▶ WHAT IS NEEDED
Show all lines that include the string "已知函数"; copy each one.

▶ DATA ROWS
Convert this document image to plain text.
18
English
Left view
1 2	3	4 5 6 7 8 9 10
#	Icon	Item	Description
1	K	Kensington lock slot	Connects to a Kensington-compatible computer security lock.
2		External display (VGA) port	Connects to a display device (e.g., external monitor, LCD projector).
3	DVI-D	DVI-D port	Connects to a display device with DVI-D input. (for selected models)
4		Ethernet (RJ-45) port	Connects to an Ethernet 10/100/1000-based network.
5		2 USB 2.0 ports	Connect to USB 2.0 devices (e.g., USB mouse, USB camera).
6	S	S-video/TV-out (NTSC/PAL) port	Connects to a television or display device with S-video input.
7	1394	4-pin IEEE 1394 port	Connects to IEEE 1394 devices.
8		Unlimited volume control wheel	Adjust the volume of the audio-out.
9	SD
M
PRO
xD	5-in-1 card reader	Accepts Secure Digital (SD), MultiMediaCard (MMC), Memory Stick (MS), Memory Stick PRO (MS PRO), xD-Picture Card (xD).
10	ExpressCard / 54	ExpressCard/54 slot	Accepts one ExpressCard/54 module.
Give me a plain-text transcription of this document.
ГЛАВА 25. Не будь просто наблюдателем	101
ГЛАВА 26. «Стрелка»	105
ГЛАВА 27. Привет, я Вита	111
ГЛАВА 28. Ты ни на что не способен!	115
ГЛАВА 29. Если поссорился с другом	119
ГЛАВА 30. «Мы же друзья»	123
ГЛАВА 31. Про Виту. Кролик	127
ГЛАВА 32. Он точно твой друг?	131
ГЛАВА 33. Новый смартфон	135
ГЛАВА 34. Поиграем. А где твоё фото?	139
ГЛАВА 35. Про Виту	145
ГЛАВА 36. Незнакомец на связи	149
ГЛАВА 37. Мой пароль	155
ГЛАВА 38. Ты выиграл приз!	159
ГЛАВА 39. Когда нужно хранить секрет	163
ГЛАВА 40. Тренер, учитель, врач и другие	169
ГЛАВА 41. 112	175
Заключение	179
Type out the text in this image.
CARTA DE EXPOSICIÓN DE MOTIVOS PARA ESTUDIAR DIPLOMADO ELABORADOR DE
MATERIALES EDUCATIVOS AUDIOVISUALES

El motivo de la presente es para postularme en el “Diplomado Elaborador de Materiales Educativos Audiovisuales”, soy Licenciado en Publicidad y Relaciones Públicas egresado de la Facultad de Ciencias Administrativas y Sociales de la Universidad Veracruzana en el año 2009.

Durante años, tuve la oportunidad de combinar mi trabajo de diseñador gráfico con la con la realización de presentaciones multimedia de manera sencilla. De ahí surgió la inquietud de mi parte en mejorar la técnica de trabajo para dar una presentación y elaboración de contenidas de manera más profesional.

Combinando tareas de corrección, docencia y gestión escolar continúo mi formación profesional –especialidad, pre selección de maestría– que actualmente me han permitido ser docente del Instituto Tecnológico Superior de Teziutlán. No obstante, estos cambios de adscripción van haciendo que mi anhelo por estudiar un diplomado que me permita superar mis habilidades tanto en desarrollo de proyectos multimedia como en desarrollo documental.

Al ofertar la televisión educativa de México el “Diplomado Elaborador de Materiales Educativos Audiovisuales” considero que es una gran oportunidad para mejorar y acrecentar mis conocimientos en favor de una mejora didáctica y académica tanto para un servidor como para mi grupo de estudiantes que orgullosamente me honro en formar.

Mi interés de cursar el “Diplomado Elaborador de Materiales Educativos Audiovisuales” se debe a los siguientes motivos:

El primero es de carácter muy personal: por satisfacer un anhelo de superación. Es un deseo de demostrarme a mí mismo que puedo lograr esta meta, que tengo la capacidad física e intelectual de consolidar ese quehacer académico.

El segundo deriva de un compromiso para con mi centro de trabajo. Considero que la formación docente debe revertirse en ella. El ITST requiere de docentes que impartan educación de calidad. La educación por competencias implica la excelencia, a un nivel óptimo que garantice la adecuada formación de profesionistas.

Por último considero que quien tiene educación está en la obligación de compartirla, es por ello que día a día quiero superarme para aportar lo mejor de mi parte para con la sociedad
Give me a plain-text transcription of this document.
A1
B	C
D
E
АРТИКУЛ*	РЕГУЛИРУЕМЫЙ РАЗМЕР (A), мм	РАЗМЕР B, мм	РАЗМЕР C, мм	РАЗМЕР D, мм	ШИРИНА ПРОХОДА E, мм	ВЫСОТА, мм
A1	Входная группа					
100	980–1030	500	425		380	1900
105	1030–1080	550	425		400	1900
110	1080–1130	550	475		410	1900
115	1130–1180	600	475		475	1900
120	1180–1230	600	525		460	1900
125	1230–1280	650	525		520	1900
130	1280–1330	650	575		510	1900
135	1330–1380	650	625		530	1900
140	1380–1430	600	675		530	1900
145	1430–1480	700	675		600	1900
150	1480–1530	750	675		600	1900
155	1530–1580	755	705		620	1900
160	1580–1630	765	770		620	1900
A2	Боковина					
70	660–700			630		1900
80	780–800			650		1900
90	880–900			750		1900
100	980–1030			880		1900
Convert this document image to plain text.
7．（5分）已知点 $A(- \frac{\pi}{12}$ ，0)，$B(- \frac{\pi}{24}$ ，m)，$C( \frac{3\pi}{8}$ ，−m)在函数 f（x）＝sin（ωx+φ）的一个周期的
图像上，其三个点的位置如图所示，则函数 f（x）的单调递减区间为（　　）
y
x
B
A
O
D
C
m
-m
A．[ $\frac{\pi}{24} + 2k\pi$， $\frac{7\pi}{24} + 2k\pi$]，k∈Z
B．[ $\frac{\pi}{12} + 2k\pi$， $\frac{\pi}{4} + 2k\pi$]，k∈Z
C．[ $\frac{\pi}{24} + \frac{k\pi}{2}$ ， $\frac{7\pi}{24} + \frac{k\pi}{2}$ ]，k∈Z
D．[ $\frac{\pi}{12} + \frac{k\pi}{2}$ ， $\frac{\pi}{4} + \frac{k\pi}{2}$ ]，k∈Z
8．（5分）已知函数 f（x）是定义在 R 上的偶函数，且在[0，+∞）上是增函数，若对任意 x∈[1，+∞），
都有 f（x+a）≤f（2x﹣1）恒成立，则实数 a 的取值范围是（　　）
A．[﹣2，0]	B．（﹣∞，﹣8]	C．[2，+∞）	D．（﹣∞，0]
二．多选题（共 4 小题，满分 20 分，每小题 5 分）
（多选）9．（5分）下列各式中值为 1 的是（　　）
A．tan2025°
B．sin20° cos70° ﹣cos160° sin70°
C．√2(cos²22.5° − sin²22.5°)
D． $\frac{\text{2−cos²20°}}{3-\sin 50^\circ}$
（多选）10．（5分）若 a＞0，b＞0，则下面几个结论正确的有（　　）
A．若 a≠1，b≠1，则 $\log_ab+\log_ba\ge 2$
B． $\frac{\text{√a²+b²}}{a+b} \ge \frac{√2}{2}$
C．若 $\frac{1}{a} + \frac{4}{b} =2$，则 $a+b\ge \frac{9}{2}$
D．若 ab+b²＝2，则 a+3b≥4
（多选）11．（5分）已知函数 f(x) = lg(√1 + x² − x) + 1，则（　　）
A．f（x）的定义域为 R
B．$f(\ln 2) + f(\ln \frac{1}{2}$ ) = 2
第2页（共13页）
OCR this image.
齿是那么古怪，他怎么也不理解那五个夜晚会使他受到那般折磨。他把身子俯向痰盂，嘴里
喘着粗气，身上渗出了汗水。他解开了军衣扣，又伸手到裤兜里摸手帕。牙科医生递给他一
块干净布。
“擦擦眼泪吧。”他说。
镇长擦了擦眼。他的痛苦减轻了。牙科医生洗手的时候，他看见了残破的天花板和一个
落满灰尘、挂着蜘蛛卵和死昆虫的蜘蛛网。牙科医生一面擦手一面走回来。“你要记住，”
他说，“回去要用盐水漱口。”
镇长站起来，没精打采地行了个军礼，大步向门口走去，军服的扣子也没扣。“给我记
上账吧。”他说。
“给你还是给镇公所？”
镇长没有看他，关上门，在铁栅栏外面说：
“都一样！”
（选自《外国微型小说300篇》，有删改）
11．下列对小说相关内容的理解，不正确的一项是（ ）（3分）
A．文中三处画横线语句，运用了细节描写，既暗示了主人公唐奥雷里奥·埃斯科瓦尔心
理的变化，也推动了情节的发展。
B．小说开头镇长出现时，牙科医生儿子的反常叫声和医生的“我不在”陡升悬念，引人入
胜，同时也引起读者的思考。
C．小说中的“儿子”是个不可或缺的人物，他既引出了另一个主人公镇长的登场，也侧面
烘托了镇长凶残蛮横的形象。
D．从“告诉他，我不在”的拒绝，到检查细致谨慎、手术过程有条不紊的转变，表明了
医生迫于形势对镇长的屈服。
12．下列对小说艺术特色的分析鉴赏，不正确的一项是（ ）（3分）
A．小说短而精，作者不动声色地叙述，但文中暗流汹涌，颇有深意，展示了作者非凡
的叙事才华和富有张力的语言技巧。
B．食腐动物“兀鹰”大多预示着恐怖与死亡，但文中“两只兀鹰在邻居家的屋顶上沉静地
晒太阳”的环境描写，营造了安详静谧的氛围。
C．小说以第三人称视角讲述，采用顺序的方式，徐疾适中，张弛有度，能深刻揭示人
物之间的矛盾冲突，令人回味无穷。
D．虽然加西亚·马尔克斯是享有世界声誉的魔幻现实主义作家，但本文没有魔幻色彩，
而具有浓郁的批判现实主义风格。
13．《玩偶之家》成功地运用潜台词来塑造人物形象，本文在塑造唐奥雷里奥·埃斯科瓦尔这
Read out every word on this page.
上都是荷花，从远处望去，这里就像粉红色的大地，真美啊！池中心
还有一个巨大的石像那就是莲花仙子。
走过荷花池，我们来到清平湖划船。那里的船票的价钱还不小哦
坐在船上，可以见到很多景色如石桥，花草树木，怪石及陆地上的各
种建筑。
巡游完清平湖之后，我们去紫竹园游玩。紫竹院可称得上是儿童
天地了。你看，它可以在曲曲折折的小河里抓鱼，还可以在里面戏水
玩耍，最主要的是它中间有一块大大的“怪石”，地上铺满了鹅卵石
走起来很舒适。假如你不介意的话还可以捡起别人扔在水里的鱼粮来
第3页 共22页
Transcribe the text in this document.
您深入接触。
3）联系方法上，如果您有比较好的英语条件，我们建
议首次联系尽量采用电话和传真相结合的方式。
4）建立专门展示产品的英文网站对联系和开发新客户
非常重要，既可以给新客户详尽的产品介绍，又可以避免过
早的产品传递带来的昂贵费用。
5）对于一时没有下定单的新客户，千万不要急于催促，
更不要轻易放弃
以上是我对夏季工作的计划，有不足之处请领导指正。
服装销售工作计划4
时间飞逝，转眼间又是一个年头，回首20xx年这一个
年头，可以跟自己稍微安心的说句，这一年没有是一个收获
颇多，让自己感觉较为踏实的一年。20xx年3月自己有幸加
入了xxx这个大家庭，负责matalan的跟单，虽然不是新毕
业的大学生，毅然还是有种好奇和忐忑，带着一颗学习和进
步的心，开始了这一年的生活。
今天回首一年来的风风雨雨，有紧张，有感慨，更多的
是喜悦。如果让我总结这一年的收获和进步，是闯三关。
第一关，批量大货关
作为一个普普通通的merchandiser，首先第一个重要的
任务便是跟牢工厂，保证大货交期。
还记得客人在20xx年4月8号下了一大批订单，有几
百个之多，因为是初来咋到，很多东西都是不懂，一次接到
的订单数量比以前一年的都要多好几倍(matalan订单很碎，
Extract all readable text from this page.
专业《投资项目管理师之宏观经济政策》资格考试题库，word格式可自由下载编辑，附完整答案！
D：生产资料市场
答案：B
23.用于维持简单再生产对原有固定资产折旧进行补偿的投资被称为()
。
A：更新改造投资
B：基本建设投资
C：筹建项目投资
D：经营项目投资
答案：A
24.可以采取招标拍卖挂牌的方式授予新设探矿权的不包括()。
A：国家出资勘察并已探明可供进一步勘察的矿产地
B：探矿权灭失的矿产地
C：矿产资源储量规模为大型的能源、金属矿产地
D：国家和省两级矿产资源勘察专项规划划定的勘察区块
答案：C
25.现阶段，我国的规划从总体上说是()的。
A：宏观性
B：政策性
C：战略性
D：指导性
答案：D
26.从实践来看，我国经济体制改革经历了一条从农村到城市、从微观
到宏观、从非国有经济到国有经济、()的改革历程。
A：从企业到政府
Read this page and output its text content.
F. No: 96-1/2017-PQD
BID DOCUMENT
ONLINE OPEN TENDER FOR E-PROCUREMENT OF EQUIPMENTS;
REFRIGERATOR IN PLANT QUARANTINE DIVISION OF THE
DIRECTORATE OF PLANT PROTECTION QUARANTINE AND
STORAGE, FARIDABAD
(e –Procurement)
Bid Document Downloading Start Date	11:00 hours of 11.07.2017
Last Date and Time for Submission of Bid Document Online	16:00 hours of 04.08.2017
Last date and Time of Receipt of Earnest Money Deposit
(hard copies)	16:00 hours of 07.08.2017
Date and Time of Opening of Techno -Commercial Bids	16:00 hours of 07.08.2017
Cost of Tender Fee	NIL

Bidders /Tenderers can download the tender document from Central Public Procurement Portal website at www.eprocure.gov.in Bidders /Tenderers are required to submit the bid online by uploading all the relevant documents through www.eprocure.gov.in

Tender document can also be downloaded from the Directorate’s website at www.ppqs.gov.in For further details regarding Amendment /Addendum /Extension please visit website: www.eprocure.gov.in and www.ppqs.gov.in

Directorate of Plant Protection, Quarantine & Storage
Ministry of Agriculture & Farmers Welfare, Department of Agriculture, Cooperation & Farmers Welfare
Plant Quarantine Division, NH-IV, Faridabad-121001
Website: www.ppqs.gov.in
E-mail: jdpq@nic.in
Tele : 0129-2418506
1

▶ RESULT OF THE EXERCISE
8．（5分）已知函数 f（x）是定义在 R 上的偶函数，且在[0，+∞）上是增函数，若对任意 x∈[1，+∞），
（多选）11．（5分）已知函数 f(x) = lg(√1 + x² − x) + 1，则（　　）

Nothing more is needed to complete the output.